Dataset rows about figures
--- --- ---
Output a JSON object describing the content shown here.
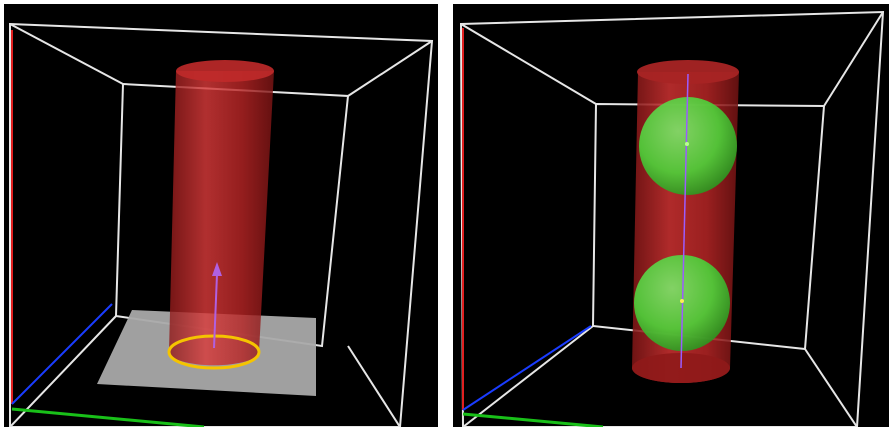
{
  "panels": [
    {
      "id": "left",
      "scene": "cylinder-on-plane",
      "colors": {
        "background": "#000000",
        "box": "#e6e6e6",
        "cylinder": "#d42a2a",
        "plane": "#a9a9a9",
        "ring": "#f5c400",
        "arrow": "#b060e0",
        "axis_x": "#1a3cff",
        "axis_y": "#19c019",
        "axis_z": "#e02020"
      }
    },
    {
      "id": "right",
      "scene": "cylinder-with-spheres",
      "colors": {
        "background": "#000000",
        "box": "#e6e6e6",
        "cylinder": "#d42a2a",
        "sphere": "#4fcf3a",
        "axis_line": "#9b5cff",
        "axis_x": "#1a3cff",
        "axis_y": "#19c019",
        "axis_z": "#e02020"
      }
    }
  ]
}
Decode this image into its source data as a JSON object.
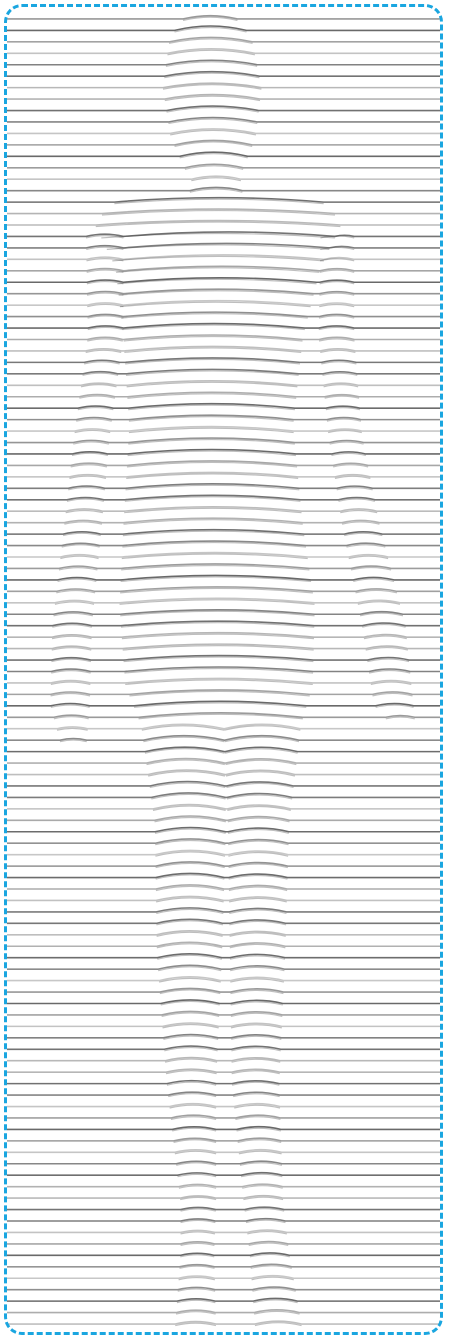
{
  "artwork": {
    "subject": "figure-line-illusion",
    "frame_color": "#1aa6e0",
    "line_color": "#444444",
    "background": "#ffffff"
  }
}
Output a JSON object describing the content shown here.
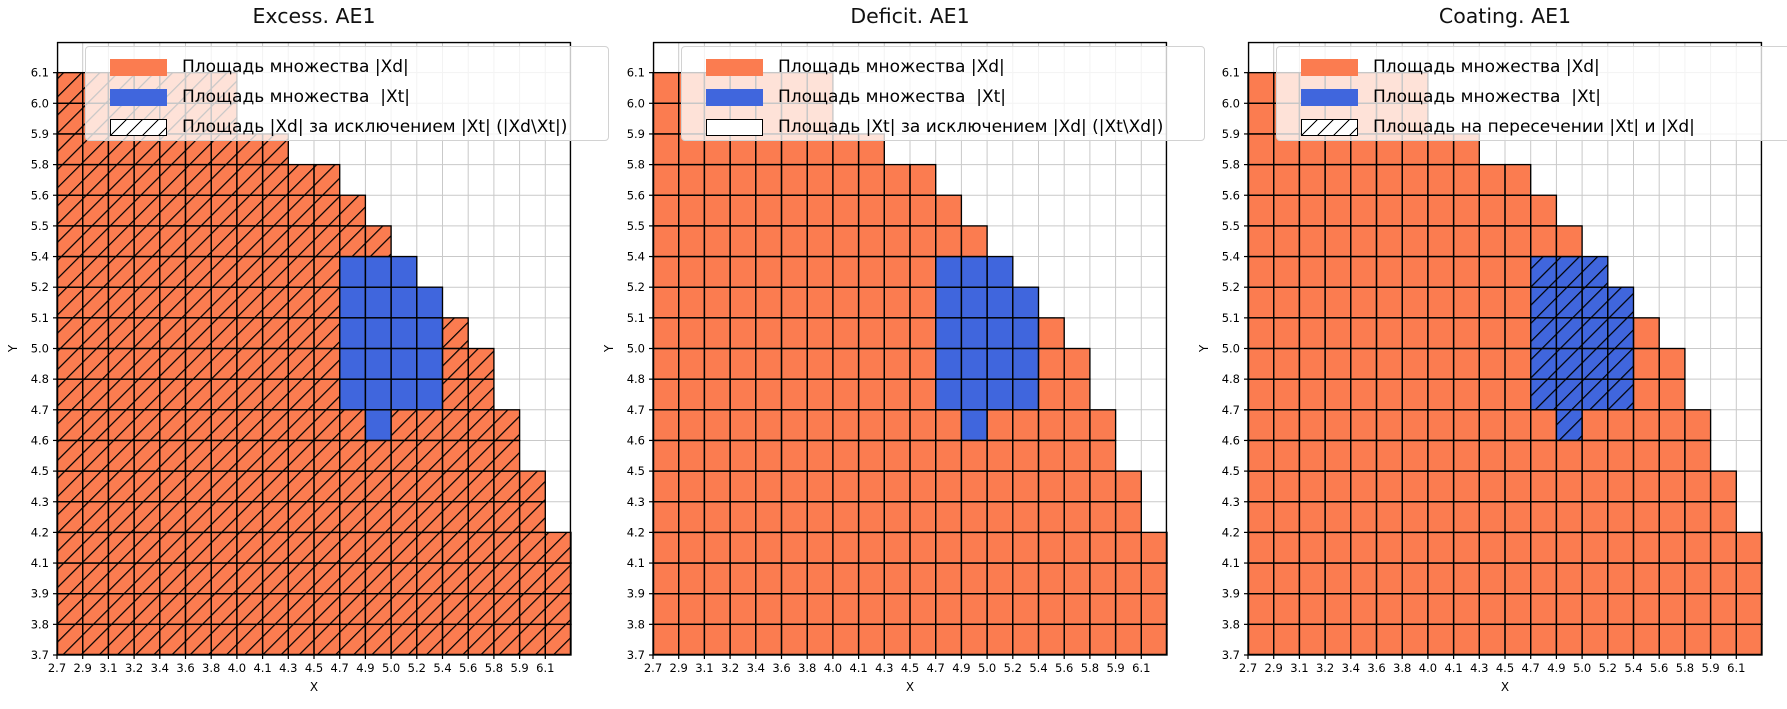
{
  "figure": {
    "background": "#ffffff"
  },
  "colors": {
    "xd_fill": "#FB7C50",
    "xt_fill": "#4066DD",
    "cell_edge": "#000000",
    "grid_line": "#c9c9c9",
    "hatch_line": "#000000",
    "legend_border": "#d2d2d2"
  },
  "chart_data": [
    {
      "type": "heatmap",
      "title": "Excess. AE1",
      "xlabel": "X",
      "ylabel": "Y",
      "grid": {
        "cols": 20,
        "rows": 20,
        "gridlines": true
      },
      "x_ticks": [
        "2.7",
        "2.9",
        "3.1",
        "3.2",
        "3.4",
        "3.6",
        "3.8",
        "4.0",
        "4.1",
        "4.3",
        "4.5",
        "4.7",
        "4.9",
        "5.0",
        "5.2",
        "5.4",
        "5.6",
        "5.8",
        "5.9",
        "6.1"
      ],
      "y_ticks": [
        "6.1",
        "6.0",
        "5.9",
        "5.8",
        "5.6",
        "5.5",
        "5.4",
        "5.2",
        "5.1",
        "5.0",
        "4.8",
        "4.7",
        "4.6",
        "4.5",
        "4.3",
        "4.2",
        "4.1",
        "3.9",
        "3.8",
        "3.7"
      ],
      "xd_row_fill": [
        0,
        7,
        7,
        9,
        11,
        12,
        13,
        14,
        15,
        16,
        17,
        17,
        18,
        18,
        19,
        19,
        20,
        20,
        20,
        20
      ],
      "xt_cells": [
        [
          7,
          11,
          13
        ],
        [
          8,
          11,
          14
        ],
        [
          9,
          11,
          14
        ],
        [
          10,
          11,
          14
        ],
        [
          11,
          11,
          14
        ],
        [
          12,
          12,
          12
        ]
      ],
      "hatch_on": "xd",
      "legend": [
        {
          "swatch": "solid-orange",
          "label": "Площадь множества |Xd|"
        },
        {
          "swatch": "solid-blue",
          "label": "Площадь множества  |Xt|"
        },
        {
          "swatch": "hatched",
          "label": "Площадь |Xd| за исключением |Xt| (|Xd\\Xt|)"
        }
      ]
    },
    {
      "type": "heatmap",
      "title": "Deficit. AE1",
      "xlabel": "X",
      "ylabel": "Y",
      "grid": {
        "cols": 20,
        "rows": 20,
        "gridlines": true
      },
      "x_ticks": [
        "2.7",
        "2.9",
        "3.1",
        "3.2",
        "3.4",
        "3.6",
        "3.8",
        "4.0",
        "4.1",
        "4.3",
        "4.5",
        "4.7",
        "4.9",
        "5.0",
        "5.2",
        "5.4",
        "5.6",
        "5.8",
        "5.9",
        "6.1"
      ],
      "y_ticks": [
        "6.1",
        "6.0",
        "5.9",
        "5.8",
        "5.6",
        "5.5",
        "5.4",
        "5.2",
        "5.1",
        "5.0",
        "4.8",
        "4.7",
        "4.6",
        "4.5",
        "4.3",
        "4.2",
        "4.1",
        "3.9",
        "3.8",
        "3.7"
      ],
      "xd_row_fill": [
        0,
        7,
        7,
        9,
        11,
        12,
        13,
        14,
        15,
        16,
        17,
        17,
        18,
        18,
        19,
        19,
        20,
        20,
        20,
        20
      ],
      "xt_cells": [
        [
          7,
          11,
          13
        ],
        [
          8,
          11,
          14
        ],
        [
          9,
          11,
          14
        ],
        [
          10,
          11,
          14
        ],
        [
          11,
          11,
          14
        ],
        [
          12,
          12,
          12
        ]
      ],
      "hatch_on": "none",
      "legend": [
        {
          "swatch": "solid-orange",
          "label": "Площадь множества |Xd|"
        },
        {
          "swatch": "solid-blue",
          "label": "Площадь множества  |Xt|"
        },
        {
          "swatch": "outline",
          "label": "Площадь |Xt| за исключением |Xd| (|Xt\\Xd|)"
        }
      ]
    },
    {
      "type": "heatmap",
      "title": "Coating. AE1",
      "xlabel": "X",
      "ylabel": "Y",
      "grid": {
        "cols": 20,
        "rows": 20,
        "gridlines": true
      },
      "x_ticks": [
        "2.7",
        "2.9",
        "3.1",
        "3.2",
        "3.4",
        "3.6",
        "3.8",
        "4.0",
        "4.1",
        "4.3",
        "4.5",
        "4.7",
        "4.9",
        "5.0",
        "5.2",
        "5.4",
        "5.6",
        "5.8",
        "5.9",
        "6.1"
      ],
      "y_ticks": [
        "6.1",
        "6.0",
        "5.9",
        "5.8",
        "5.6",
        "5.5",
        "5.4",
        "5.2",
        "5.1",
        "5.0",
        "4.8",
        "4.7",
        "4.6",
        "4.5",
        "4.3",
        "4.2",
        "4.1",
        "3.9",
        "3.8",
        "3.7"
      ],
      "xd_row_fill": [
        0,
        7,
        7,
        9,
        11,
        12,
        13,
        14,
        15,
        16,
        17,
        17,
        18,
        18,
        19,
        19,
        20,
        20,
        20,
        20
      ],
      "xt_cells": [
        [
          7,
          11,
          13
        ],
        [
          8,
          11,
          14
        ],
        [
          9,
          11,
          14
        ],
        [
          10,
          11,
          14
        ],
        [
          11,
          11,
          14
        ],
        [
          12,
          12,
          12
        ]
      ],
      "hatch_on": "xt",
      "legend": [
        {
          "swatch": "solid-orange",
          "label": "Площадь множества |Xd|"
        },
        {
          "swatch": "solid-blue",
          "label": "Площадь множества  |Xt|"
        },
        {
          "swatch": "hatched",
          "label": "Площадь на пересечении |Xt| и |Xd|"
        }
      ]
    }
  ]
}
--- --- ---
**WRITTEN INSTRUCTION**
Reproduce the data verbatim. Do not carry any picture into the copy.

**RESPONSE BELOW**
Output a JSON object describing the content shown here.
{
  "panels": [
    {
      "id": "left",
      "scene": "cylinder-on-plane",
      "colors": {
        "background": "#000000",
        "box": "#e6e6e6",
        "cylinder": "#d42a2a",
        "plane": "#a9a9a9",
        "ring": "#f5c400",
        "arrow": "#b060e0",
        "axis_x": "#1a3cff",
        "axis_y": "#19c019",
        "axis_z": "#e02020"
      }
    },
    {
      "id": "right",
      "scene": "cylinder-with-spheres",
      "colors": {
        "background": "#000000",
        "box": "#e6e6e6",
        "cylinder": "#d42a2a",
        "sphere": "#4fcf3a",
        "axis_line": "#9b5cff",
        "axis_x": "#1a3cff",
        "axis_y": "#19c019",
        "axis_z": "#e02020"
      }
    }
  ]
}
Decode this image into its source data as a JSON object.
{
  "artwork": {
    "subject": "figure-line-illusion",
    "frame_color": "#1aa6e0",
    "line_color": "#444444",
    "background": "#ffffff"
  }
}
Output a JSON object describing the content shown here.
{
  "figure": {
    "background": "#ffffff"
  },
  "colors": {
    "xd_fill": "#FB7C50",
    "xt_fill": "#4066DD",
    "cell_edge": "#000000",
    "grid_line": "#c9c9c9",
    "hatch_line": "#000000",
    "legend_border": "#d2d2d2"
  },
  "chart_data": [
    {
      "type": "heatmap",
      "title": "Excess. AE1",
      "xlabel": "X",
      "ylabel": "Y",
      "grid": {
        "cols": 20,
        "rows": 20,
        "gridlines": true
      },
      "x_ticks": [
        "2.7",
        "2.9",
        "3.1",
        "3.2",
        "3.4",
        "3.6",
        "3.8",
        "4.0",
        "4.1",
        "4.3",
        "4.5",
        "4.7",
        "4.9",
        "5.0",
        "5.2",
        "5.4",
        "5.6",
        "5.8",
        "5.9",
        "6.1"
      ],
      "y_ticks": [
        "6.1",
        "6.0",
        "5.9",
        "5.8",
        "5.6",
        "5.5",
        "5.4",
        "5.2",
        "5.1",
        "5.0",
        "4.8",
        "4.7",
        "4.6",
        "4.5",
        "4.3",
        "4.2",
        "4.1",
        "3.9",
        "3.8",
        "3.7"
      ],
      "xd_row_fill": [
        0,
        7,
        7,
        9,
        11,
        12,
        13,
        14,
        15,
        16,
        17,
        17,
        18,
        18,
        19,
        19,
        20,
        20,
        20,
        20
      ],
      "xt_cells": [
        [
          7,
          11,
          13
        ],
        [
          8,
          11,
          14
        ],
        [
          9,
          11,
          14
        ],
        [
          10,
          11,
          14
        ],
        [
          11,
          11,
          14
        ],
        [
          12,
          12,
          12
        ]
      ],
      "hatch_on": "xd",
      "legend": [
        {
          "swatch": "solid-orange",
          "label": "Площадь множества |Xd|"
        },
        {
          "swatch": "solid-blue",
          "label": "Площадь множества  |Xt|"
        },
        {
          "swatch": "hatched",
          "label": "Площадь |Xd| за исключением |Xt| (|Xd\\Xt|)"
        }
      ]
    },
    {
      "type": "heatmap",
      "title": "Deficit. AE1",
      "xlabel": "X",
      "ylabel": "Y",
      "grid": {
        "cols": 20,
        "rows": 20,
        "gridlines": true
      },
      "x_ticks": [
        "2.7",
        "2.9",
        "3.1",
        "3.2",
        "3.4",
        "3.6",
        "3.8",
        "4.0",
        "4.1",
        "4.3",
        "4.5",
        "4.7",
        "4.9",
        "5.0",
        "5.2",
        "5.4",
        "5.6",
        "5.8",
        "5.9",
        "6.1"
      ],
      "y_ticks": [
        "6.1",
        "6.0",
        "5.9",
        "5.8",
        "5.6",
        "5.5",
        "5.4",
        "5.2",
        "5.1",
        "5.0",
        "4.8",
        "4.7",
        "4.6",
        "4.5",
        "4.3",
        "4.2",
        "4.1",
        "3.9",
        "3.8",
        "3.7"
      ],
      "xd_row_fill": [
        0,
        7,
        7,
        9,
        11,
        12,
        13,
        14,
        15,
        16,
        17,
        17,
        18,
        18,
        19,
        19,
        20,
        20,
        20,
        20
      ],
      "xt_cells": [
        [
          7,
          11,
          13
        ],
        [
          8,
          11,
          14
        ],
        [
          9,
          11,
          14
        ],
        [
          10,
          11,
          14
        ],
        [
          11,
          11,
          14
        ],
        [
          12,
          12,
          12
        ]
      ],
      "hatch_on": "none",
      "legend": [
        {
          "swatch": "solid-orange",
          "label": "Площадь множества |Xd|"
        },
        {
          "swatch": "solid-blue",
          "label": "Площадь множества  |Xt|"
        },
        {
          "swatch": "outline",
          "label": "Площадь |Xt| за исключением |Xd| (|Xt\\Xd|)"
        }
      ]
    },
    {
      "type": "heatmap",
      "title": "Coating. AE1",
      "xlabel": "X",
      "ylabel": "Y",
      "grid": {
        "cols": 20,
        "rows": 20,
        "gridlines": true
      },
      "x_ticks": [
        "2.7",
        "2.9",
        "3.1",
        "3.2",
        "3.4",
        "3.6",
        "3.8",
        "4.0",
        "4.1",
        "4.3",
        "4.5",
        "4.7",
        "4.9",
        "5.0",
        "5.2",
        "5.4",
        "5.6",
        "5.8",
        "5.9",
        "6.1"
      ],
      "y_ticks": [
        "6.1",
        "6.0",
        "5.9",
        "5.8",
        "5.6",
        "5.5",
        "5.4",
        "5.2",
        "5.1",
        "5.0",
        "4.8",
        "4.7",
        "4.6",
        "4.5",
        "4.3",
        "4.2",
        "4.1",
        "3.9",
        "3.8",
        "3.7"
      ],
      "xd_row_fill": [
        0,
        7,
        7,
        9,
        11,
        12,
        13,
        14,
        15,
        16,
        17,
        17,
        18,
        18,
        19,
        19,
        20,
        20,
        20,
        20
      ],
      "xt_cells": [
        [
          7,
          11,
          13
        ],
        [
          8,
          11,
          14
        ],
        [
          9,
          11,
          14
        ],
        [
          10,
          11,
          14
        ],
        [
          11,
          11,
          14
        ],
        [
          12,
          12,
          12
        ]
      ],
      "hatch_on": "xt",
      "legend": [
        {
          "swatch": "solid-orange",
          "label": "Площадь множества |Xd|"
        },
        {
          "swatch": "solid-blue",
          "label": "Площадь множества  |Xt|"
        },
        {
          "swatch": "hatched",
          "label": "Площадь на пересечении |Xt| и |Xd|"
        }
      ]
    }
  ]
}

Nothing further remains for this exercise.